Please retype the records below exactly, leaving out any pictures.

--- start of MATERIAL TO PROCESS ---

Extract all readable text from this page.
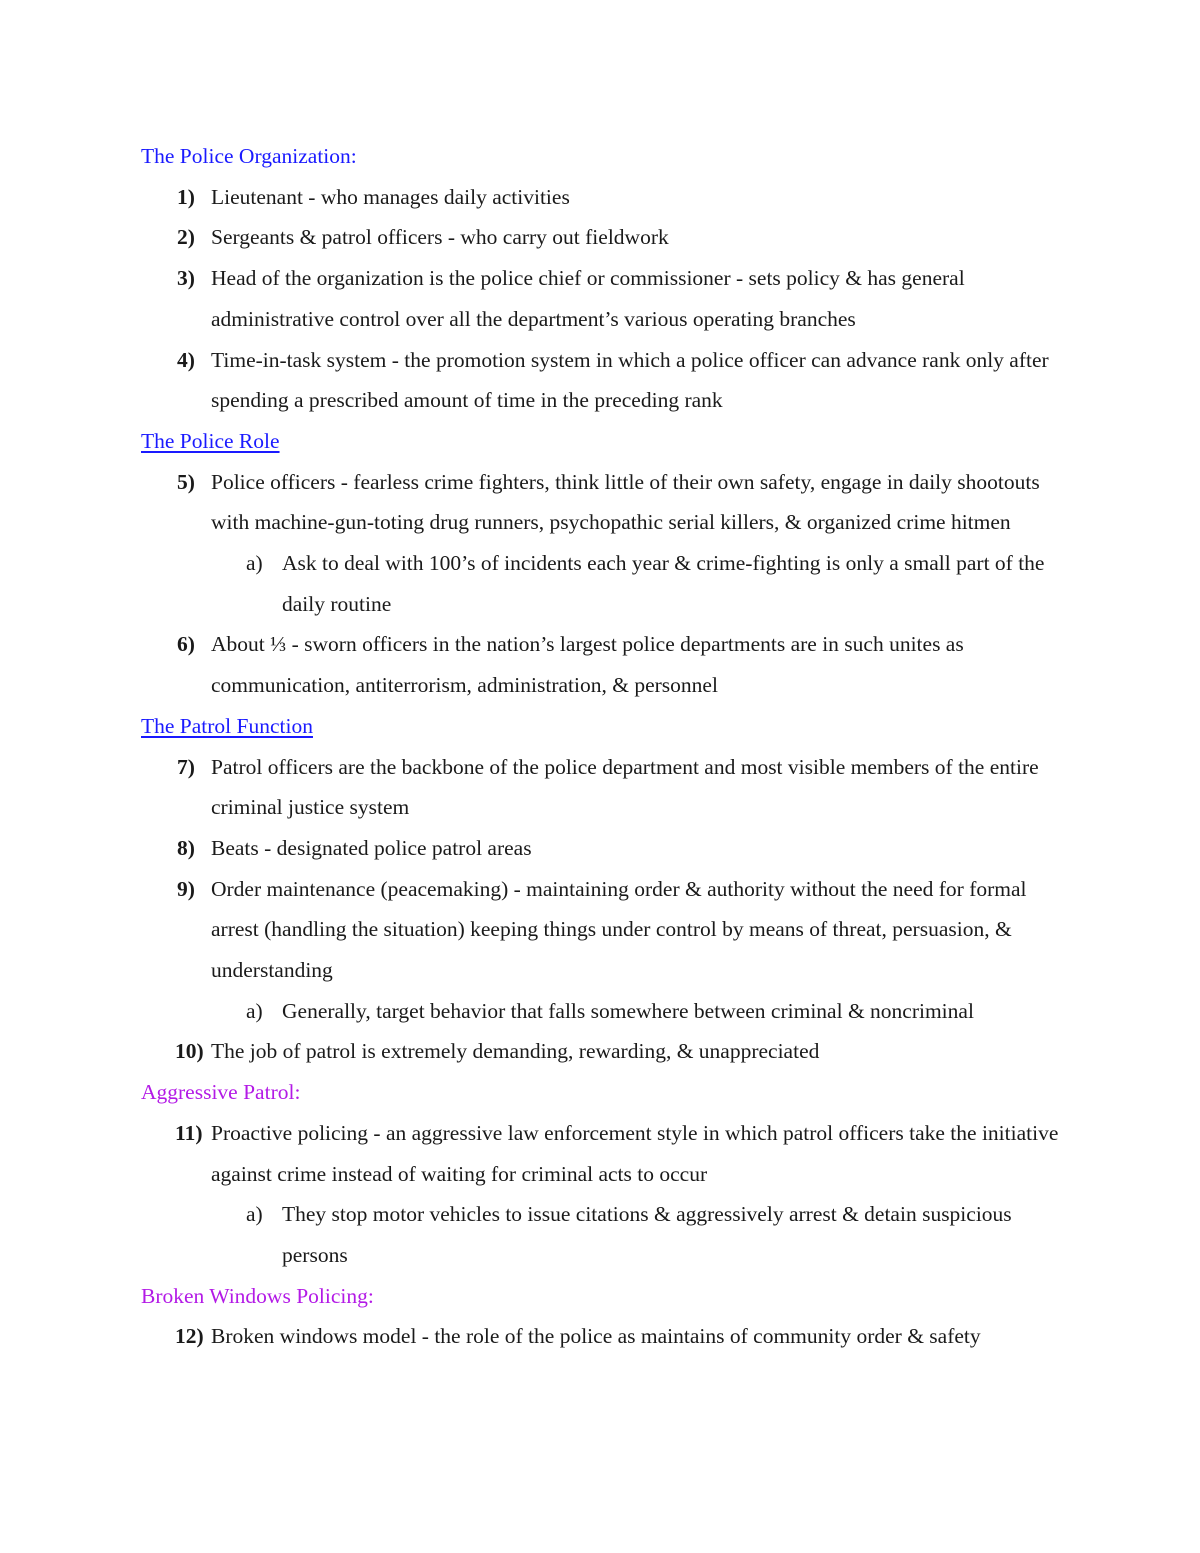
The Police Organization:
1) Lieutenant - who manages daily activities
2) Sergeants & patrol officers - who carry out fieldwork
3) Head of the organization is the police chief or commissioner - sets policy & has general administrative control over all the department’s various operating branches
4) Time-in-task system - the promotion system in which a police officer can advance rank only after spending a prescribed amount of time in the preceding rank
The Police Role
5) Police officers - fearless crime fighters, think little of their own safety, engage in daily shootouts with machine-gun-toting drug runners, psychopathic serial killers, & organized crime hitmen
a) Ask to deal with 100’s of incidents each year & crime-fighting is only a small part of the daily routine
6) About ⅓ - sworn officers in the nation’s largest police departments are in such unites as communication, antiterrorism, administration, & personnel
The Patrol Function
7) Patrol officers are the backbone of the police department and most visible members of the entire criminal justice system
8) Beats - designated police patrol areas
9) Order maintenance (peacemaking) - maintaining order & authority without the need for formal arrest (handling the situation) keeping things under control by means of threat, persuasion, & understanding
a) Generally, target behavior that falls somewhere between criminal & noncriminal
10) The job of patrol is extremely demanding, rewarding, & unappreciated
Aggressive Patrol:
11) Proactive policing - an aggressive law enforcement style in which patrol officers take the initiative against crime instead of waiting for criminal acts to occur
a) They stop motor vehicles to issue citations & aggressively arrest & detain suspicious persons
Broken Windows Policing:
12) Broken windows model - the role of the police as maintains of community order & safety
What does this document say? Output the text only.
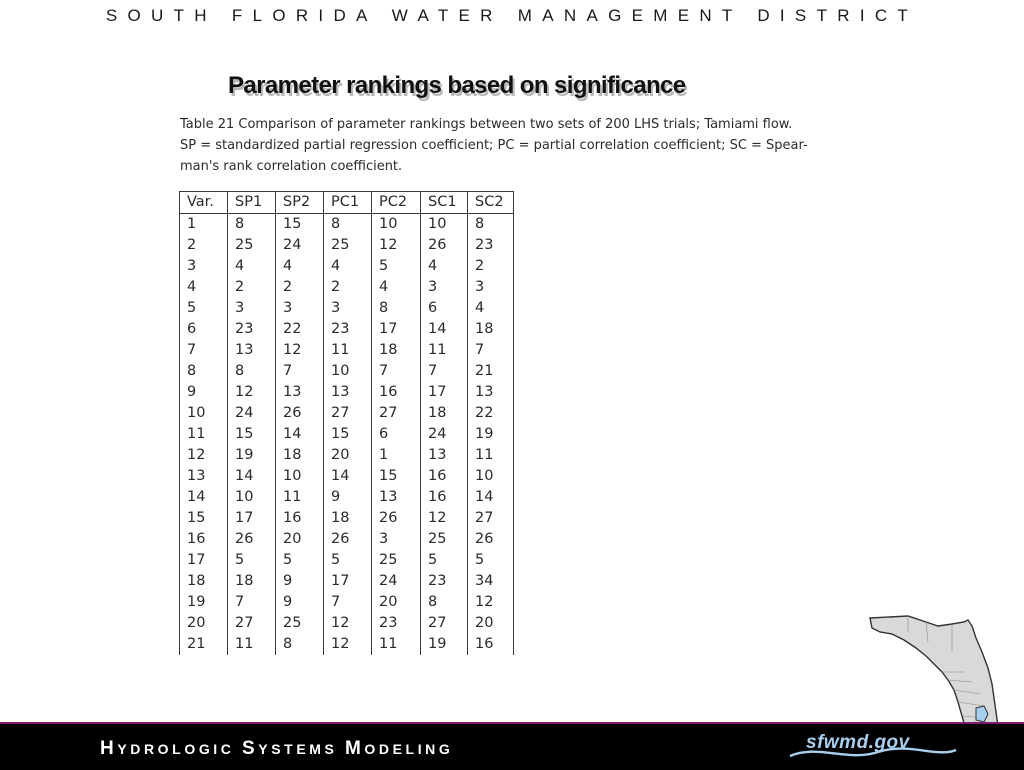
SOUTH FLORIDA WATER MANAGEMENT DISTRICT
Parameter rankings based on significance
Table 21 Comparison of parameter rankings between two sets of 200 LHS trials; Tamiami flow.
SP = standardized partial regression coefficient; PC = partial correlation coefficient; SC = Spear-
man's rank correlation coefficient.
Var.	SP1	SP2	PC1	PC2	SC1	SC2
1	8	15	8	10	10	8
2	25	24	25	12	26	23
3	4	4	4	5	4	2
4	2	2	2	4	3	3
5	3	3	3	8	6	4
6	23	22	23	17	14	18
7	13	12	11	18	11	7
8	8	7	10	7	7	21
9	12	13	13	16	17	13
10	24	26	27	27	18	22
11	15	14	15	6	24	19
12	19	18	20	1	13	11
13	14	10	14	15	16	10
14	10	11	9	13	16	14
15	17	16	18	26	12	27
16	26	20	26	3	25	26
17	5	5	5	25	5	5
18	18	9	17	24	23	34
19	7	9	7	20	8	12
20	27	25	12	23	27	20
21	11	8	12	11	19	16
HYDROLOGIC SYSTEMS MODELING	sfwmd.gov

--- end of MATERIAL TO PROCESS ---

- **SOLUTION BELOW**
Extract all readable text from this page.
The Police Organization:
1) Lieutenant - who manages daily activities
2) Sergeants & patrol officers - who carry out fieldwork
3) Head of the organization is the police chief or commissioner - sets policy & has general administrative control over all the department’s various operating branches
4) Time-in-task system - the promotion system in which a police officer can advance rank only after spending a prescribed amount of time in the preceding rank
The Police Role
5) Police officers - fearless crime fighters, think little of their own safety, engage in daily shootouts with machine-gun-toting drug runners, psychopathic serial killers, & organized crime hitmen
a) Ask to deal with 100’s of incidents each year & crime-fighting is only a small part of the daily routine
6) About ⅓ - sworn officers in the nation’s largest police departments are in such unites as communication, antiterrorism, administration, & personnel
The Patrol Function
7) Patrol officers are the backbone of the police department and most visible members of the entire criminal justice system
8) Beats - designated police patrol areas
9) Order maintenance (peacemaking) - maintaining order & authority without the need for formal arrest (handling the situation) keeping things under control by means of threat, persuasion, & understanding
a) Generally, target behavior that falls somewhere between criminal & noncriminal
10) The job of patrol is extremely demanding, rewarding, & unappreciated
Aggressive Patrol:
11) Proactive policing - an aggressive law enforcement style in which patrol officers take the initiative against crime instead of waiting for criminal acts to occur
a) They stop motor vehicles to issue citations & aggressively arrest & detain suspicious persons
Broken Windows Policing:
12) Broken windows model - the role of the police as maintains of community order & safety
What does this document say? Output the text only.
SOUTH FLORIDA WATER MANAGEMENT DISTRICT
Parameter rankings based on significance
Table 21 Comparison of parameter rankings between two sets of 200 LHS trials; Tamiami flow.
SP = standardized partial regression coefficient; PC = partial correlation coefficient; SC = Spear-
man's rank correlation coefficient.
Var.	SP1	SP2	PC1	PC2	SC1	SC2
1	8	15	8	10	10	8
2	25	24	25	12	26	23
3	4	4	4	5	4	2
4	2	2	2	4	3	3
5	3	3	3	8	6	4
6	23	22	23	17	14	18
7	13	12	11	18	11	7
8	8	7	10	7	7	21
9	12	13	13	16	17	13
10	24	26	27	27	18	22
11	15	14	15	6	24	19
12	19	18	20	1	13	11
13	14	10	14	15	16	10
14	10	11	9	13	16	14
15	17	16	18	26	12	27
16	26	20	26	3	25	26
17	5	5	5	25	5	5
18	18	9	17	24	23	34
19	7	9	7	20	8	12
20	27	25	12	23	27	20
21	11	8	12	11	19	16
HYDROLOGIC SYSTEMS MODELING	sfwmd.gov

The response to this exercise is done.